Would you return all of this data exactly, leaving nothing out?

SOURCE RECORDS:
# # #

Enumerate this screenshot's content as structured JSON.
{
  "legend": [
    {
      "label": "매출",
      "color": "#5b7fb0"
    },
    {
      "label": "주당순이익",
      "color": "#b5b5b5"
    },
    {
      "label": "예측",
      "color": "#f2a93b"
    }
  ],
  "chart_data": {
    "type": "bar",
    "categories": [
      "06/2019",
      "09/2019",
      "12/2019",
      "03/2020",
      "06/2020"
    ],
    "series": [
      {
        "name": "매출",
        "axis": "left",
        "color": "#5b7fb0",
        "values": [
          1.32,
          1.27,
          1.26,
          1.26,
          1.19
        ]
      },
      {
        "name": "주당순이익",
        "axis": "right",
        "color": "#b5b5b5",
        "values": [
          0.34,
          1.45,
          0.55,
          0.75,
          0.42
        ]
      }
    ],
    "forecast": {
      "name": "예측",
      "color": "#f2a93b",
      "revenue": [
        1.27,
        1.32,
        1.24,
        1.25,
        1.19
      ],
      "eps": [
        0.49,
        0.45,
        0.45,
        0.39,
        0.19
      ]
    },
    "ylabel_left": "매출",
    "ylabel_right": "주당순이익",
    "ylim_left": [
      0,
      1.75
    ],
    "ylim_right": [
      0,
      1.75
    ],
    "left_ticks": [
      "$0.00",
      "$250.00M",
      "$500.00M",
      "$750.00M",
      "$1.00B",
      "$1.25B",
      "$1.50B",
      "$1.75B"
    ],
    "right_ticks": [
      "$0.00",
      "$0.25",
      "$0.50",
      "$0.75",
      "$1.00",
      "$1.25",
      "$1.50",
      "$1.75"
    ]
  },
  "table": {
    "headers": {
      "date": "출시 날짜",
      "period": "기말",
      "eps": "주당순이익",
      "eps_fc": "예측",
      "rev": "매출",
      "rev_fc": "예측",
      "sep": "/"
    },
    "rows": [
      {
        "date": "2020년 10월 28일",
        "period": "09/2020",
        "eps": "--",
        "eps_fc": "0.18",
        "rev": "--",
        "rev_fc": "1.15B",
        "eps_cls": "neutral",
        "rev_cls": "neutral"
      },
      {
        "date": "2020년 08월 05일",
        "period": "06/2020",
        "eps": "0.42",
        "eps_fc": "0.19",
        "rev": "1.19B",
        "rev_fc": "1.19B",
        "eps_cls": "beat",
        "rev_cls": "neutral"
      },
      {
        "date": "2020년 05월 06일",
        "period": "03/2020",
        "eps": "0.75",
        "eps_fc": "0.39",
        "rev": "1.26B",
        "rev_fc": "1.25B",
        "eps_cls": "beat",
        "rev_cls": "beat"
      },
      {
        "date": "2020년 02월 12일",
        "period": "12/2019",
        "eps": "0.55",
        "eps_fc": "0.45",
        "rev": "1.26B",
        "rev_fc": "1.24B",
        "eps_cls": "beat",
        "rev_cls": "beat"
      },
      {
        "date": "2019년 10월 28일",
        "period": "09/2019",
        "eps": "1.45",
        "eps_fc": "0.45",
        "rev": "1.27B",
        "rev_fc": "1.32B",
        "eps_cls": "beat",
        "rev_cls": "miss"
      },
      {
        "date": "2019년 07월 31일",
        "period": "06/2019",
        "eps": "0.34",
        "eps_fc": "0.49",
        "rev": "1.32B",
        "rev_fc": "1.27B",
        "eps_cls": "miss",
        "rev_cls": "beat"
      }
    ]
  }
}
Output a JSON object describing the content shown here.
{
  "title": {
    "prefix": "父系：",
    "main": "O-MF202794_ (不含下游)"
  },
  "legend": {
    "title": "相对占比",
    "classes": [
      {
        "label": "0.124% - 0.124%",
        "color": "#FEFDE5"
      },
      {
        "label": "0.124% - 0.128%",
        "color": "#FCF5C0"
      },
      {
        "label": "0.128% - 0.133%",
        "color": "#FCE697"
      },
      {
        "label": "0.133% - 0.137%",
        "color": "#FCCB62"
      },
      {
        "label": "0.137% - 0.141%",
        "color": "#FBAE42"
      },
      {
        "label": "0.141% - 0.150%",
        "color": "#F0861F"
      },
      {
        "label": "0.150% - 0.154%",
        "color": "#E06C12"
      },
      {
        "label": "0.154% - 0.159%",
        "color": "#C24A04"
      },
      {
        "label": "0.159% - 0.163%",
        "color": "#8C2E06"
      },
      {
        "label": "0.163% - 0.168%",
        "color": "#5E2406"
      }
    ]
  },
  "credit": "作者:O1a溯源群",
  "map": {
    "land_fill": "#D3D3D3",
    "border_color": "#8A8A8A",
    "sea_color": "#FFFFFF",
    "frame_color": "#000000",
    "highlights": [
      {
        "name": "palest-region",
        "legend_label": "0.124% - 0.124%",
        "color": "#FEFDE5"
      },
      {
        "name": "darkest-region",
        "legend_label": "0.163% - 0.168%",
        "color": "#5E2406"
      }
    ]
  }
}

# # #

SOLUTION TO THIS EXERCISE:
Enumerate this screenshot's content as structured JSON.
{
  "legend": [
    {
      "label": "매출",
      "color": "#5b7fb0"
    },
    {
      "label": "주당순이익",
      "color": "#b5b5b5"
    },
    {
      "label": "예측",
      "color": "#f2a93b"
    }
  ],
  "chart_data": {
    "type": "bar",
    "categories": [
      "06/2019",
      "09/2019",
      "12/2019",
      "03/2020",
      "06/2020"
    ],
    "series": [
      {
        "name": "매출",
        "axis": "left",
        "color": "#5b7fb0",
        "values": [
          1.32,
          1.27,
          1.26,
          1.26,
          1.19
        ]
      },
      {
        "name": "주당순이익",
        "axis": "right",
        "color": "#b5b5b5",
        "values": [
          0.34,
          1.45,
          0.55,
          0.75,
          0.42
        ]
      }
    ],
    "forecast": {
      "name": "예측",
      "color": "#f2a93b",
      "revenue": [
        1.27,
        1.32,
        1.24,
        1.25,
        1.19
      ],
      "eps": [
        0.49,
        0.45,
        0.45,
        0.39,
        0.19
      ]
    },
    "ylabel_left": "매출",
    "ylabel_right": "주당순이익",
    "ylim_left": [
      0,
      1.75
    ],
    "ylim_right": [
      0,
      1.75
    ],
    "left_ticks": [
      "$0.00",
      "$250.00M",
      "$500.00M",
      "$750.00M",
      "$1.00B",
      "$1.25B",
      "$1.50B",
      "$1.75B"
    ],
    "right_ticks": [
      "$0.00",
      "$0.25",
      "$0.50",
      "$0.75",
      "$1.00",
      "$1.25",
      "$1.50",
      "$1.75"
    ]
  },
  "table": {
    "headers": {
      "date": "출시 날짜",
      "period": "기말",
      "eps": "주당순이익",
      "eps_fc": "예측",
      "rev": "매출",
      "rev_fc": "예측",
      "sep": "/"
    },
    "rows": [
      {
        "date": "2020년 10월 28일",
        "period": "09/2020",
        "eps": "--",
        "eps_fc": "0.18",
        "rev": "--",
        "rev_fc": "1.15B",
        "eps_cls": "neutral",
        "rev_cls": "neutral"
      },
      {
        "date": "2020년 08월 05일",
        "period": "06/2020",
        "eps": "0.42",
        "eps_fc": "0.19",
        "rev": "1.19B",
        "rev_fc": "1.19B",
        "eps_cls": "beat",
        "rev_cls": "neutral"
      },
      {
        "date": "2020년 05월 06일",
        "period": "03/2020",
        "eps": "0.75",
        "eps_fc": "0.39",
        "rev": "1.26B",
        "rev_fc": "1.25B",
        "eps_cls": "beat",
        "rev_cls": "beat"
      },
      {
        "date": "2020년 02월 12일",
        "period": "12/2019",
        "eps": "0.55",
        "eps_fc": "0.45",
        "rev": "1.26B",
        "rev_fc": "1.24B",
        "eps_cls": "beat",
        "rev_cls": "beat"
      },
      {
        "date": "2019년 10월 28일",
        "period": "09/2019",
        "eps": "1.45",
        "eps_fc": "0.45",
        "rev": "1.27B",
        "rev_fc": "1.32B",
        "eps_cls": "beat",
        "rev_cls": "miss"
      },
      {
        "date": "2019년 07월 31일",
        "period": "06/2019",
        "eps": "0.34",
        "eps_fc": "0.49",
        "rev": "1.32B",
        "rev_fc": "1.27B",
        "eps_cls": "miss",
        "rev_cls": "beat"
      }
    ]
  }
}
Output a JSON object describing the content shown here.
{
  "title": {
    "prefix": "父系：",
    "main": "O-MF202794_ (不含下游)"
  },
  "legend": {
    "title": "相对占比",
    "classes": [
      {
        "label": "0.124% - 0.124%",
        "color": "#FEFDE5"
      },
      {
        "label": "0.124% - 0.128%",
        "color": "#FCF5C0"
      },
      {
        "label": "0.128% - 0.133%",
        "color": "#FCE697"
      },
      {
        "label": "0.133% - 0.137%",
        "color": "#FCCB62"
      },
      {
        "label": "0.137% - 0.141%",
        "color": "#FBAE42"
      },
      {
        "label": "0.141% - 0.150%",
        "color": "#F0861F"
      },
      {
        "label": "0.150% - 0.154%",
        "color": "#E06C12"
      },
      {
        "label": "0.154% - 0.159%",
        "color": "#C24A04"
      },
      {
        "label": "0.159% - 0.163%",
        "color": "#8C2E06"
      },
      {
        "label": "0.163% - 0.168%",
        "color": "#5E2406"
      }
    ]
  },
  "credit": "作者:O1a溯源群",
  "map": {
    "land_fill": "#D3D3D3",
    "border_color": "#8A8A8A",
    "sea_color": "#FFFFFF",
    "frame_color": "#000000",
    "highlights": [
      {
        "name": "palest-region",
        "legend_label": "0.124% - 0.124%",
        "color": "#FEFDE5"
      },
      {
        "name": "darkest-region",
        "legend_label": "0.163% - 0.168%",
        "color": "#5E2406"
      }
    ]
  }
}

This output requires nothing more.